**Set exercise**
Scan the entries below. List each line with "Liable".

**Data for this task**

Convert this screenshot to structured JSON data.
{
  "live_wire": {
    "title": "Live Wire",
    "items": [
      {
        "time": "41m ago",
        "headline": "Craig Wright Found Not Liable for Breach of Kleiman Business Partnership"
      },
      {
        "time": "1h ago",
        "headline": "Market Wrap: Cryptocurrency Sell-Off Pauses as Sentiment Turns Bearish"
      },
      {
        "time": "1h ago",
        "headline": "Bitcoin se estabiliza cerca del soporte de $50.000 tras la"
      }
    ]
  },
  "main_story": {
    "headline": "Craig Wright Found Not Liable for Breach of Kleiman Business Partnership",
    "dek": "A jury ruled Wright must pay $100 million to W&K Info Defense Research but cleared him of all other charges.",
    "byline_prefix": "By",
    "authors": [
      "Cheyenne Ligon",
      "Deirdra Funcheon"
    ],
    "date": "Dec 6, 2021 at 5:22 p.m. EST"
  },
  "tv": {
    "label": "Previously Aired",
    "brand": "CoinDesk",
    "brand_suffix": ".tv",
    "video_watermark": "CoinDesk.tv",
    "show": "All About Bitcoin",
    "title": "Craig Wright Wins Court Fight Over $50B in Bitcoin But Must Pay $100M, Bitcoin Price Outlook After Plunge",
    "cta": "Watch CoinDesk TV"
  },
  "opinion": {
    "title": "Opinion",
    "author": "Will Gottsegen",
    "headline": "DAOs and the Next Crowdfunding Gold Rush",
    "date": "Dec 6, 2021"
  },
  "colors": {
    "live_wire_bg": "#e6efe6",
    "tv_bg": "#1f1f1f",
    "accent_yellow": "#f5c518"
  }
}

**Exercise answer**
        "headline": "Craig Wright Found Not Liable for Breach of Kleiman Business Partnership"
    "headline": "Craig Wright Found Not Liable for Breach of Kleiman Business Partnership",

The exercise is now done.